• [Exercise brief]: Reproduce the records below in full and without edits, omitting images.

• [Data provided]:
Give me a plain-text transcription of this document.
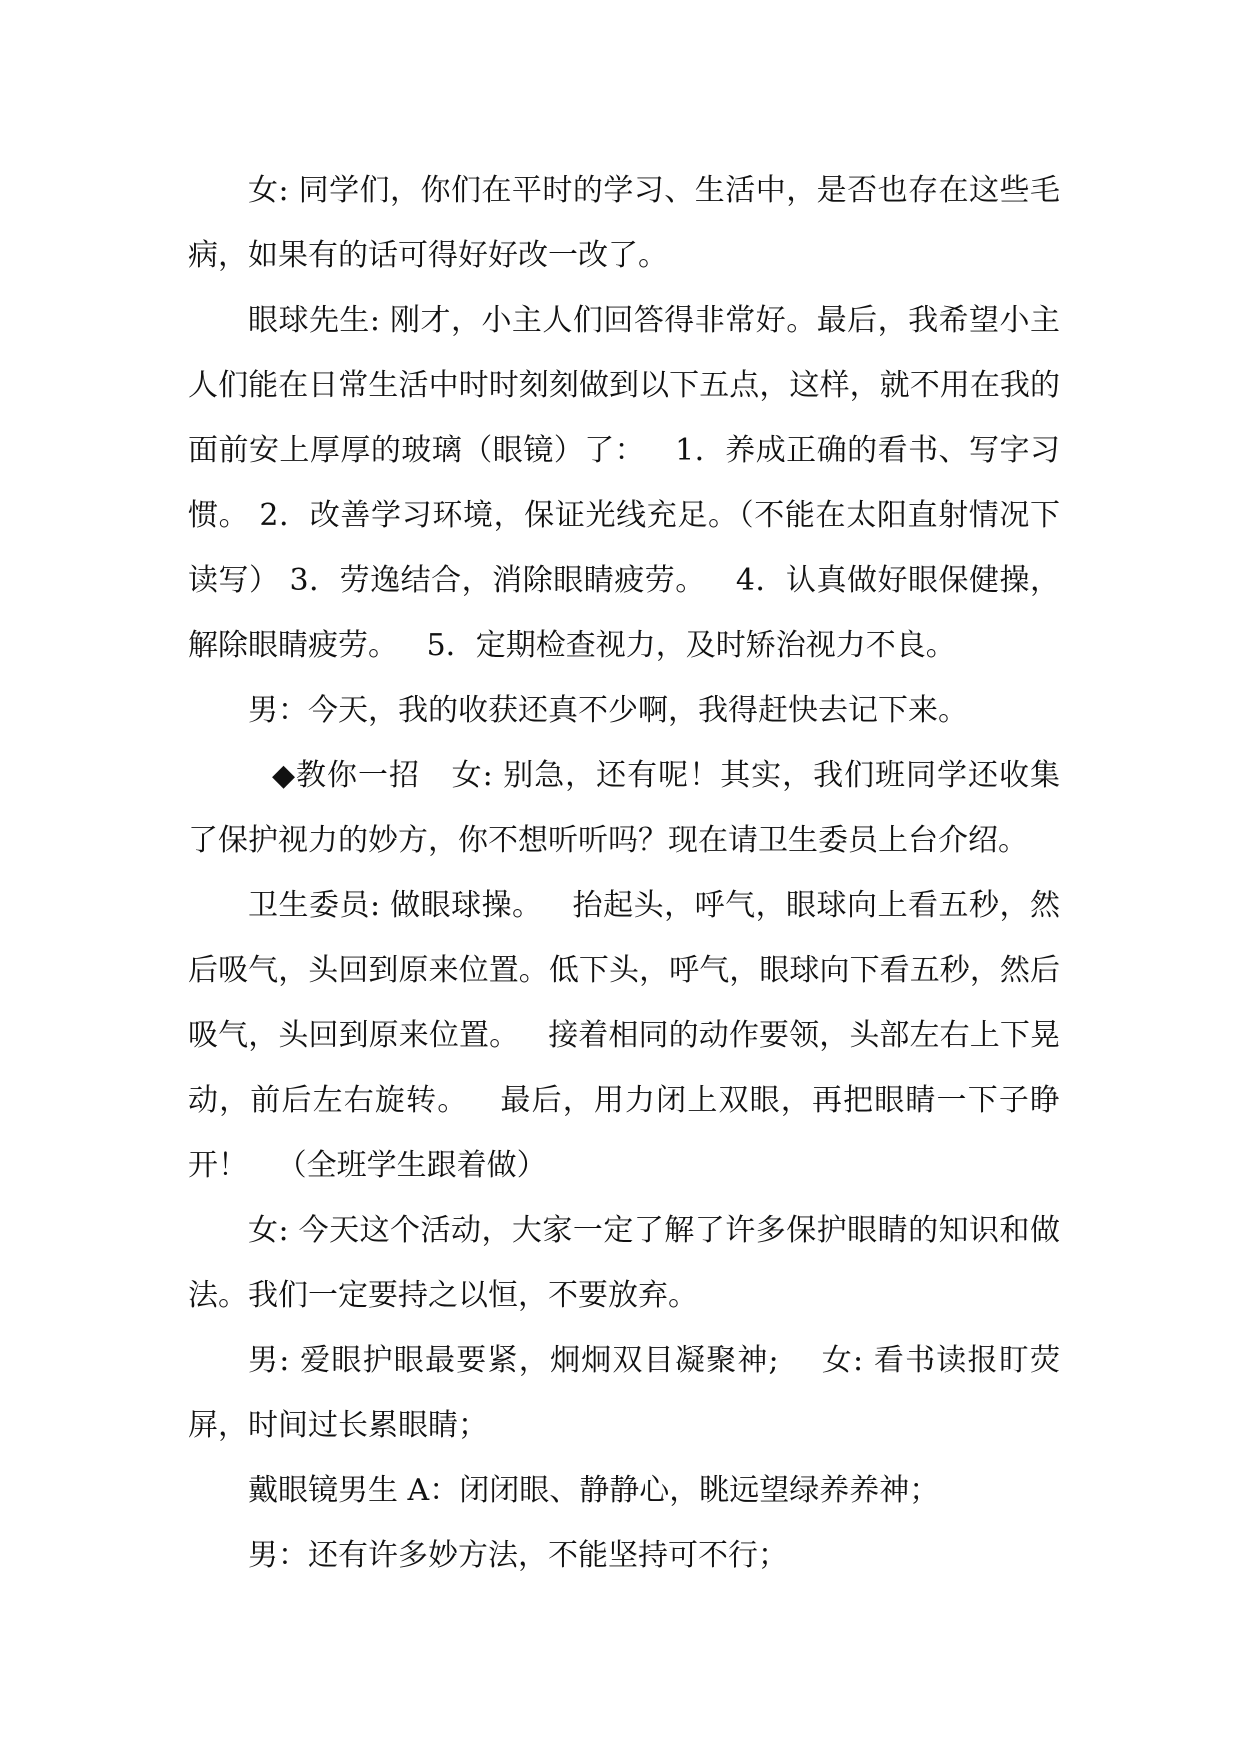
女: 同学们，你们在平时的学习、生活中，是否也存在这些毛病，如果有的话可得好好改一改了。

眼球先生: 刚才，小主人们回答得非常好。最后，我希望小主人们能在日常生活中时时刻刻做到以下五点，这样，就不用在我的面前安上厚厚的玻璃（眼镜）了：   1．养成正确的看书、写字习惯。 2．改善学习环境，保证光线充足。（不能在太阳直射情况下读写） 3．劳逸结合，消除眼睛疲劳。   4．认真做好眼保健操，解除眼睛疲劳。   5．定期检查视力，及时矫治视力不良。

男：今天，我的收获还真不少啊，我得赶快去记下来。

◆教你一招   女: 别急，还有呢！其实，我们班同学还收集了保护视力的妙方，你不想听听吗？现在请卫生委员上台介绍。

卫生委员: 做眼球操。   抬起头，呼气，眼球向上看五秒，然后吸气，头回到原来位置。低下头，呼气，眼球向下看五秒，然后吸气，头回到原来位置。   接着相同的动作要领，头部左右上下晃动，前后左右旋转。   最后，用力闭上双眼，再把眼睛一下子睁开！   （全班学生跟着做）

女: 今天这个活动，大家一定了解了许多保护眼睛的知识和做法。我们一定要持之以恒，不要放弃。

男: 爱眼护眼最要紧，炯炯双目凝聚神;    女: 看书读报盯荧屏，时间过长累眼睛；

戴眼镜男生 A：闭闭眼、静静心，眺远望绿养养神；

男：还有许多妙方法，不能坚持可不行；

• [Output of the exercise]:
Give me a plain-text transcription of this document.
女: 同学们，你们在平时的学习、生活中，是否也存在这些毛病，如果有的话可得好好改一改了。

眼球先生: 刚才，小主人们回答得非常好。最后，我希望小主人们能在日常生活中时时刻刻做到以下五点，这样，就不用在我的面前安上厚厚的玻璃（眼镜）了：   1．养成正确的看书、写字习惯。 2．改善学习环境，保证光线充足。（不能在太阳直射情况下读写） 3．劳逸结合，消除眼睛疲劳。   4．认真做好眼保健操，解除眼睛疲劳。   5．定期检查视力，及时矫治视力不良。

男：今天，我的收获还真不少啊，我得赶快去记下来。

◆教你一招   女: 别急，还有呢！其实，我们班同学还收集了保护视力的妙方，你不想听听吗？现在请卫生委员上台介绍。

卫生委员: 做眼球操。   抬起头，呼气，眼球向上看五秒，然后吸气，头回到原来位置。低下头，呼气，眼球向下看五秒，然后吸气，头回到原来位置。   接着相同的动作要领，头部左右上下晃动，前后左右旋转。   最后，用力闭上双眼，再把眼睛一下子睁开！   （全班学生跟着做）

女: 今天这个活动，大家一定了解了许多保护眼睛的知识和做法。我们一定要持之以恒，不要放弃。

男: 爱眼护眼最要紧，炯炯双目凝聚神;    女: 看书读报盯荧屏，时间过长累眼睛；

戴眼镜男生 A：闭闭眼、静静心，眺远望绿养养神；

男：还有许多妙方法，不能坚持可不行；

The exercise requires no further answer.